**What to produce**
Using the listing below, extract each line that has the word "Республиканский" in it.

**Listing**
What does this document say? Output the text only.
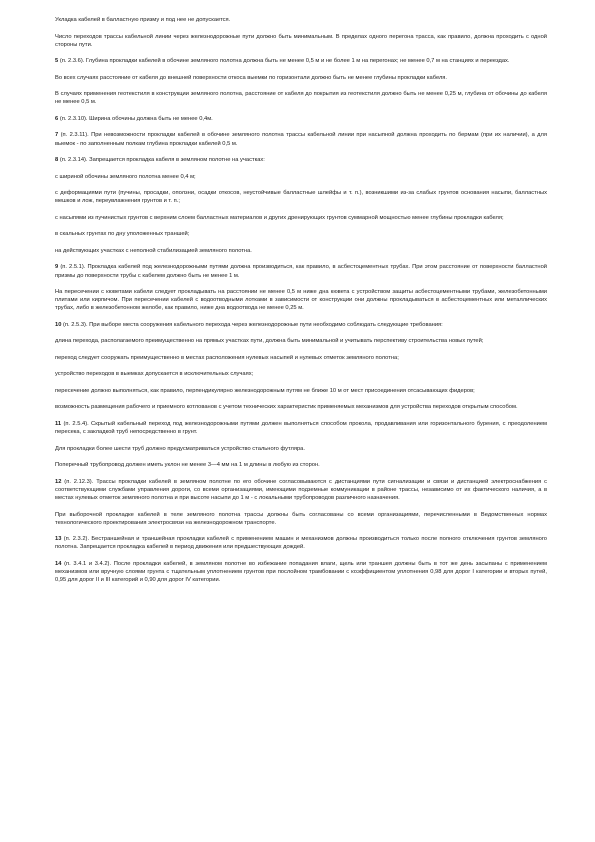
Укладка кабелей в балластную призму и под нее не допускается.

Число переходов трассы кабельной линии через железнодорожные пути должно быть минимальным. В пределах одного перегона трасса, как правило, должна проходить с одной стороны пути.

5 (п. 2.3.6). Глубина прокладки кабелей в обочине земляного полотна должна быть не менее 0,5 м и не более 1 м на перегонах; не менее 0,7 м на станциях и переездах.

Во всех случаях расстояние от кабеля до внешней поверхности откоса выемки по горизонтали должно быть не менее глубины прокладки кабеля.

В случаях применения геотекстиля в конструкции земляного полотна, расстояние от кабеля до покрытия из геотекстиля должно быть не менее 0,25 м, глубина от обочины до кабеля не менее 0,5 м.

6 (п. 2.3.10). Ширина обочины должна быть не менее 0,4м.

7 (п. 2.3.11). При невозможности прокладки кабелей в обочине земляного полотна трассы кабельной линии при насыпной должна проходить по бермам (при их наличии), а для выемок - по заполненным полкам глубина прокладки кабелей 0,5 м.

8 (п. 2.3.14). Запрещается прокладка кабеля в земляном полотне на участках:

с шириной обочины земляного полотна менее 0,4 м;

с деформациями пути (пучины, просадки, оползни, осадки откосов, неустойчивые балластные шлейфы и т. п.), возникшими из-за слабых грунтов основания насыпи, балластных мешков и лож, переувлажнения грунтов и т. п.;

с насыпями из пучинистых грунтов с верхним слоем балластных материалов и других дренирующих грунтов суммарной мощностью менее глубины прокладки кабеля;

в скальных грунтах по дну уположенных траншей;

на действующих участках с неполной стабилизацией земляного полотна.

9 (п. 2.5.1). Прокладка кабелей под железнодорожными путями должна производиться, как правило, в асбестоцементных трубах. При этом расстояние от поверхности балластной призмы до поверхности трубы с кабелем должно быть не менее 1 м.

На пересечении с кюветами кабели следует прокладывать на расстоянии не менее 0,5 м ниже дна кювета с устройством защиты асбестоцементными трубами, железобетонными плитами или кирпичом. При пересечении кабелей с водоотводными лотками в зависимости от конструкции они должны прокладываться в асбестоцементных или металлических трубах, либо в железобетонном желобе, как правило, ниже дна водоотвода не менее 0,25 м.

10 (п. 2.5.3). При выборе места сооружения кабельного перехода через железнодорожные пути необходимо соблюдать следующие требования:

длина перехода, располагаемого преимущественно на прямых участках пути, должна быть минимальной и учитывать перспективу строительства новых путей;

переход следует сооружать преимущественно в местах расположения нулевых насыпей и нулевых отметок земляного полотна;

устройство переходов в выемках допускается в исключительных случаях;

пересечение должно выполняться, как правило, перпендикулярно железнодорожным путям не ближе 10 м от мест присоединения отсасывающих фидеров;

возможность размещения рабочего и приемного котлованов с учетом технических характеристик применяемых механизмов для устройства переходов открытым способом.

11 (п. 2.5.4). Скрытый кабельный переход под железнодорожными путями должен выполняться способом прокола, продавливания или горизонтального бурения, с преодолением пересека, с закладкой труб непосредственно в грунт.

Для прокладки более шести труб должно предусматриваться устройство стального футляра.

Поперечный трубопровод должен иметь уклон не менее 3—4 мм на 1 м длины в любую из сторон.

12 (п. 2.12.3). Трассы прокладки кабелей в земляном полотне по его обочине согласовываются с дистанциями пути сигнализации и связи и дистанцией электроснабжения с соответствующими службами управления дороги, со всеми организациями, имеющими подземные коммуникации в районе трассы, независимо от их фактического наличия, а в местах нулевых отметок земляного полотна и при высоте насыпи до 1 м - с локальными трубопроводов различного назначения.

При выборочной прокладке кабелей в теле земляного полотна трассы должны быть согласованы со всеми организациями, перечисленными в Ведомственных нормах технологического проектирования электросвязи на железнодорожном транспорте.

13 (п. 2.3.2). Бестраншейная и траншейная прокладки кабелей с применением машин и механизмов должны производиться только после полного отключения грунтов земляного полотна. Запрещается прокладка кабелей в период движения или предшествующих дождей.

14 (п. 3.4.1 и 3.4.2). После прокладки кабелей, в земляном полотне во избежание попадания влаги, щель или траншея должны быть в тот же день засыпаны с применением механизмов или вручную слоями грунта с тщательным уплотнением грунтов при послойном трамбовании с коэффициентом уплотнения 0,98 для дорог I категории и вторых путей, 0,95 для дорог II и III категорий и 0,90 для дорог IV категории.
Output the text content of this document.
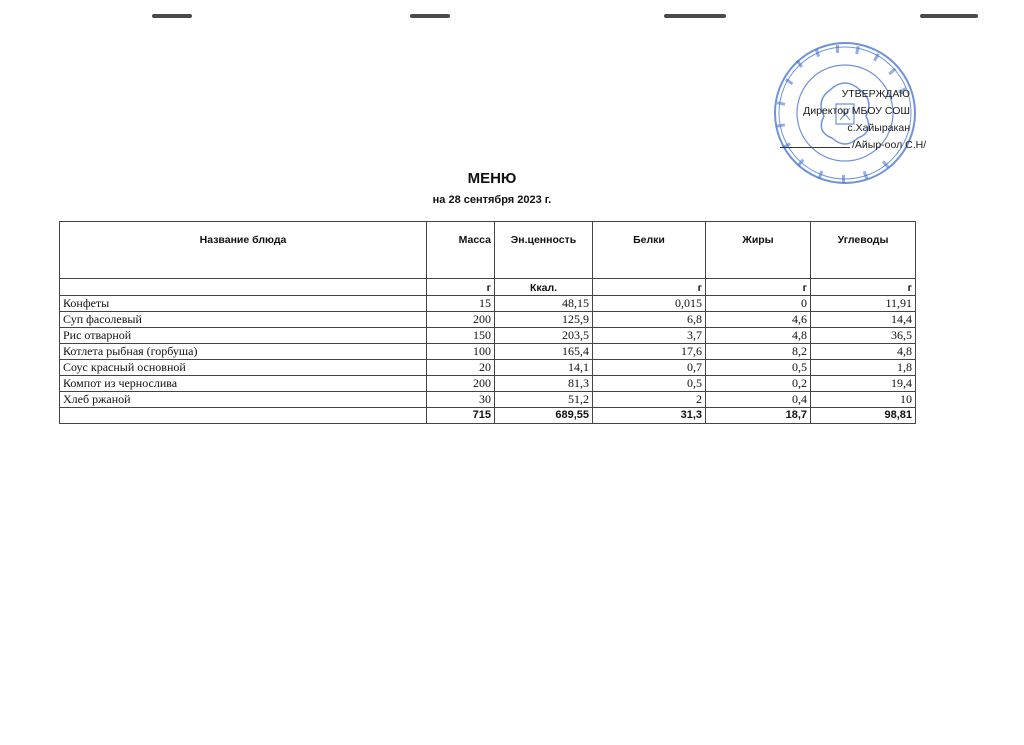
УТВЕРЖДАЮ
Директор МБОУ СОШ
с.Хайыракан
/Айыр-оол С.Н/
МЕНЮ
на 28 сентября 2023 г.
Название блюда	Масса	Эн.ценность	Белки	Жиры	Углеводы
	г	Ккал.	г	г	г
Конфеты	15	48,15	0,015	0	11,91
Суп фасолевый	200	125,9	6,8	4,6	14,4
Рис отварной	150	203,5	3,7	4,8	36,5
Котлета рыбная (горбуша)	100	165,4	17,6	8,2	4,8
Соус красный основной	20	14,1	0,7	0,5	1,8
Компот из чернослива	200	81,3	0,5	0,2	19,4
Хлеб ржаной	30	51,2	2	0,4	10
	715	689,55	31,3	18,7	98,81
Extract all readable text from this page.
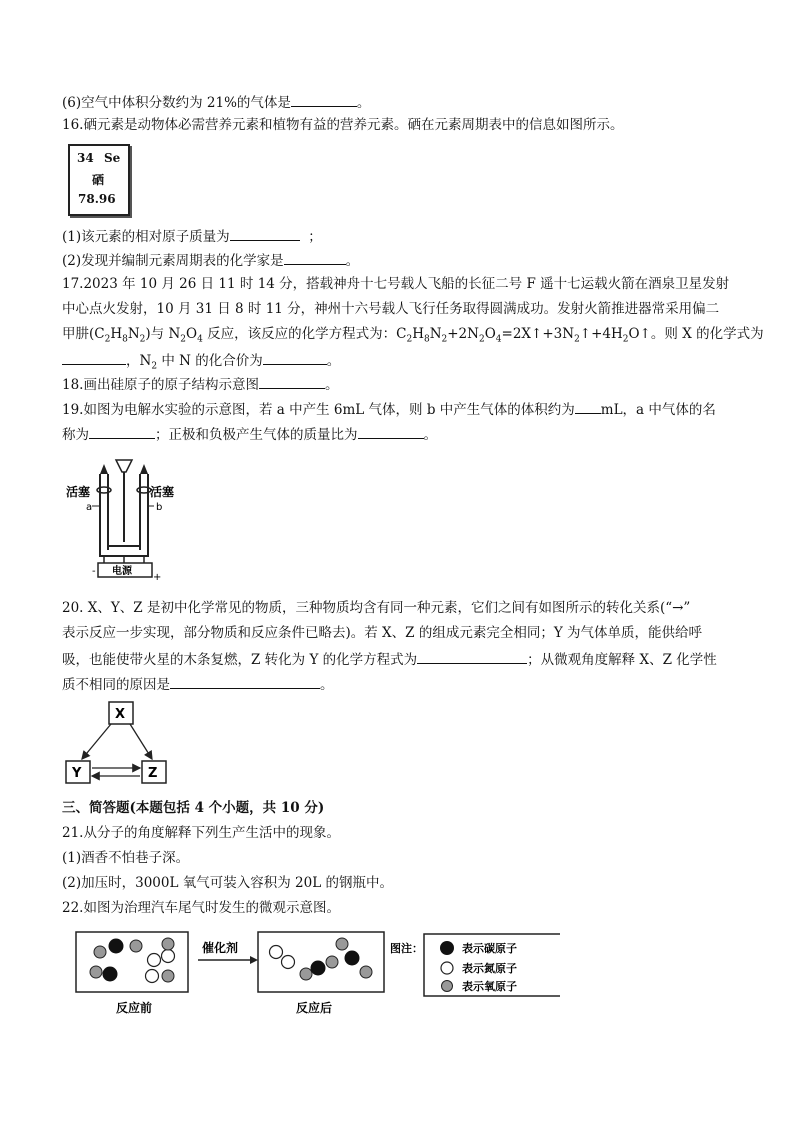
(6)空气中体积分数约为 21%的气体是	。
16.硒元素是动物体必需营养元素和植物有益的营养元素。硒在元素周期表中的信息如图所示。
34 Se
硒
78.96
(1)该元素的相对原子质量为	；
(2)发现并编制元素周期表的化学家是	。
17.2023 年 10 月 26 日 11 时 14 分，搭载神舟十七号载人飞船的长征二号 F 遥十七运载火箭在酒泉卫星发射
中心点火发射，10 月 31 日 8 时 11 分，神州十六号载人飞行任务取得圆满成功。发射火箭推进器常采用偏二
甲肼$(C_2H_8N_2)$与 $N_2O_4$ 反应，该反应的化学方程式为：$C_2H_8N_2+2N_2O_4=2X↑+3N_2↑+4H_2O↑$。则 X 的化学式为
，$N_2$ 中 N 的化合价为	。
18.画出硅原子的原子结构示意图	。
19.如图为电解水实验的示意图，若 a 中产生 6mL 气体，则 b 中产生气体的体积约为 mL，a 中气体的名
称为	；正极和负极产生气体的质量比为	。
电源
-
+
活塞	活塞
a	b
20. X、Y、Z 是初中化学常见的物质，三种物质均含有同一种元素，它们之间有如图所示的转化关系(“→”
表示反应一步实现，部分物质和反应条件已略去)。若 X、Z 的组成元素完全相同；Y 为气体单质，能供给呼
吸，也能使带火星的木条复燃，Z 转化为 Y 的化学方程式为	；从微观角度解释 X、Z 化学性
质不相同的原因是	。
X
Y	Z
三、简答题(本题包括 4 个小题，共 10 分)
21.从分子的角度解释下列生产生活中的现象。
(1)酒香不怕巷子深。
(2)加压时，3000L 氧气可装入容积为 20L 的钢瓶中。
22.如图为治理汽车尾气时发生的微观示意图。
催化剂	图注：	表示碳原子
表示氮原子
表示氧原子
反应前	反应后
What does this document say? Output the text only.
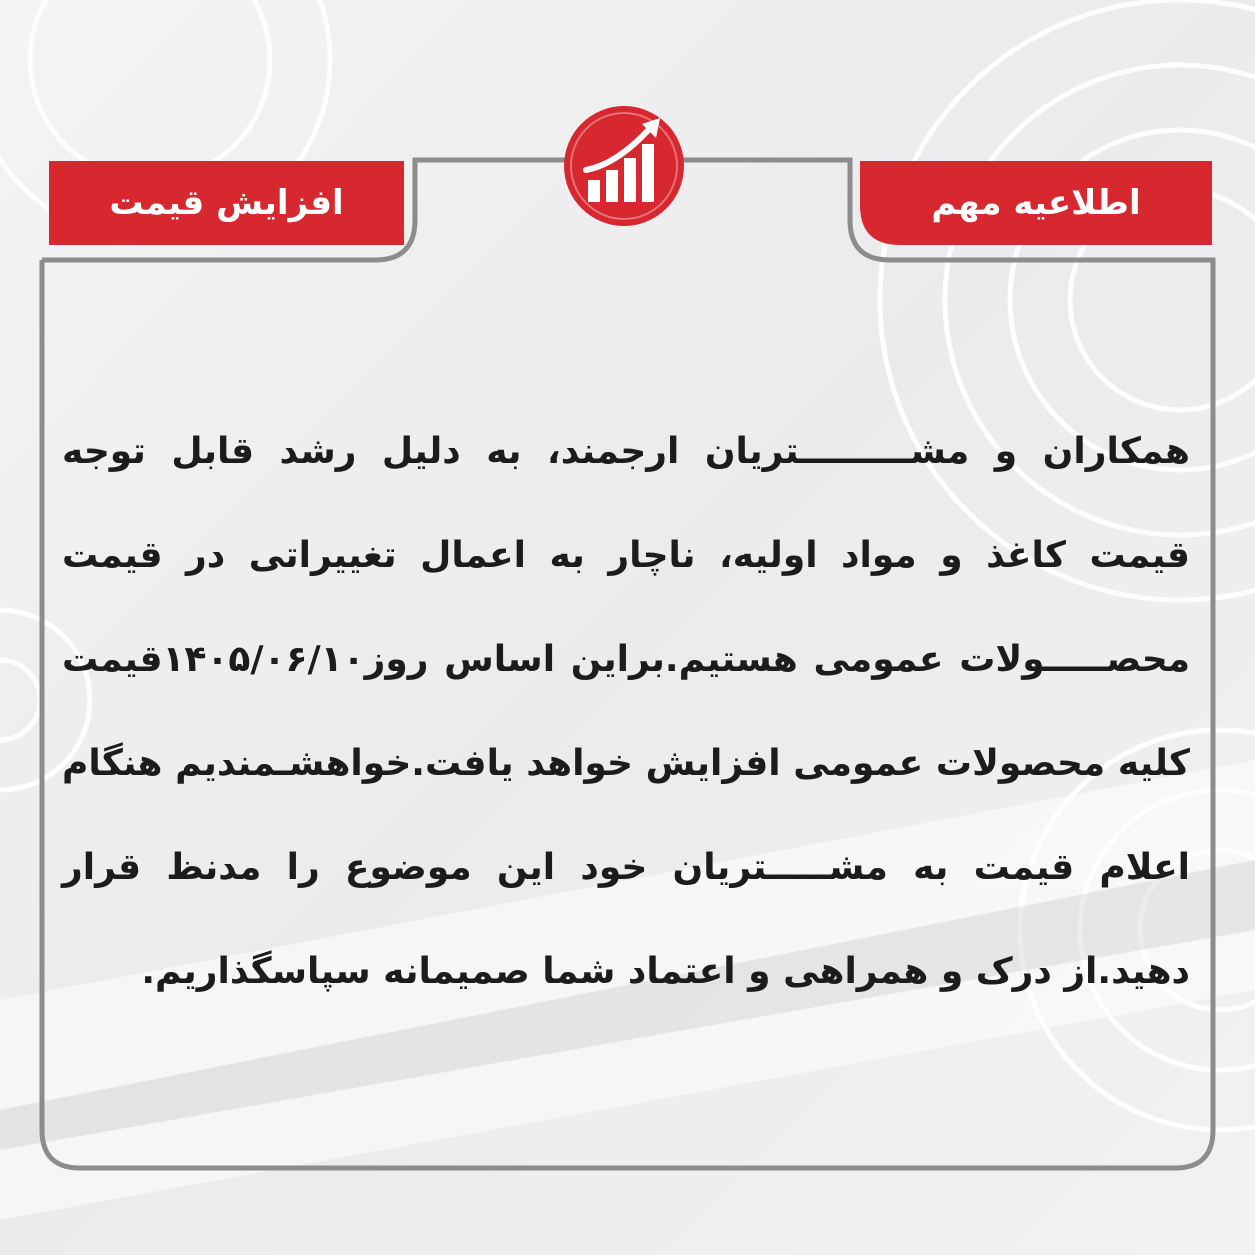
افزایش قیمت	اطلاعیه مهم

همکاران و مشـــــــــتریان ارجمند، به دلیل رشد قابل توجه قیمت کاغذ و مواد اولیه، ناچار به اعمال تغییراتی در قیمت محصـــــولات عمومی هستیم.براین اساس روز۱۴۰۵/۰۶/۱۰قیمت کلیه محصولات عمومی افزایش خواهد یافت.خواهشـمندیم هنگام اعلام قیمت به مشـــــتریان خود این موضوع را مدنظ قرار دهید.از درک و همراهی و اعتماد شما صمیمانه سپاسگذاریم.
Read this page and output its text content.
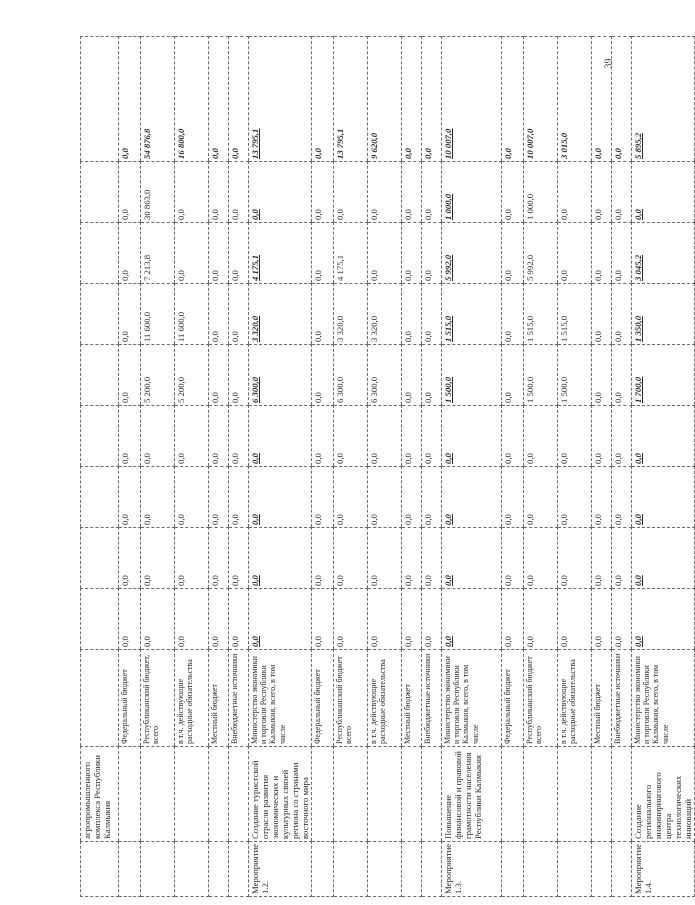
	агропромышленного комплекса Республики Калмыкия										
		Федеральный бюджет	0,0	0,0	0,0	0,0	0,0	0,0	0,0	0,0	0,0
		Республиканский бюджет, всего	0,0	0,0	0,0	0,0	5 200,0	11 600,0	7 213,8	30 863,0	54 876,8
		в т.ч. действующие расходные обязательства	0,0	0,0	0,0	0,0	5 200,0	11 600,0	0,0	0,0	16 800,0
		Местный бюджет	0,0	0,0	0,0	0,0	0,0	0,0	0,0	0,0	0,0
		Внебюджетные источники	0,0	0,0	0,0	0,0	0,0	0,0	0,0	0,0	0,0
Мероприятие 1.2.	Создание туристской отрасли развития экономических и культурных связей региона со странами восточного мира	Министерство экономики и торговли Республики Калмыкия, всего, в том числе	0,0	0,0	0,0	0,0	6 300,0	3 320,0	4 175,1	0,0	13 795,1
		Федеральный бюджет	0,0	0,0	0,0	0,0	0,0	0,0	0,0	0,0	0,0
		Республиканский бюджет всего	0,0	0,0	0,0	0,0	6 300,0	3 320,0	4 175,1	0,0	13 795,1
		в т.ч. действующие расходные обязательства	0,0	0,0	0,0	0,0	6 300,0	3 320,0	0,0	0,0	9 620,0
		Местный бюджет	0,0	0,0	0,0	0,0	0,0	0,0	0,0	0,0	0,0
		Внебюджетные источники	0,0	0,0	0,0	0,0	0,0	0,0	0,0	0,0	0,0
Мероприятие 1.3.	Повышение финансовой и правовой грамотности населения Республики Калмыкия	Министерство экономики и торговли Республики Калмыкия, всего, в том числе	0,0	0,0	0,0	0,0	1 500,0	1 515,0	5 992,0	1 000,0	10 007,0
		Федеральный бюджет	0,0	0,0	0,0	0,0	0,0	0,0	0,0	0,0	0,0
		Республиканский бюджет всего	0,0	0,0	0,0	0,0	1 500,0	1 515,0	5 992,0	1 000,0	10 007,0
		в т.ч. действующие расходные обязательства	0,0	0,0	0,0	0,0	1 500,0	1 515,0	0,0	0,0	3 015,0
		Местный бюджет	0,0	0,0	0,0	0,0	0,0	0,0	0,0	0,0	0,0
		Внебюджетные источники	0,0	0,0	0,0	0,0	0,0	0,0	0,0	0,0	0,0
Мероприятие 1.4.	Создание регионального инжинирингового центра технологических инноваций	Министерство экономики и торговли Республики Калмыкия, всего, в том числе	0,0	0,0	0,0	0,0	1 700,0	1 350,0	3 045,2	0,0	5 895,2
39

**Solution to this problem**
		Республиканский бюджет, всего	0,0	0,0	0,0	0,0	5 200,0	11 600,0	7 213,8	30 863,0	54 876,8
		Республиканский бюджет всего	0,0	0,0	0,0	0,0	6 300,0	3 320,0	4 175,1	0,0	13 795,1
		Республиканский бюджет всего	0,0	0,0	0,0	0,0	1 500,0	1 515,0	5 992,0	1 000,0	10 007,0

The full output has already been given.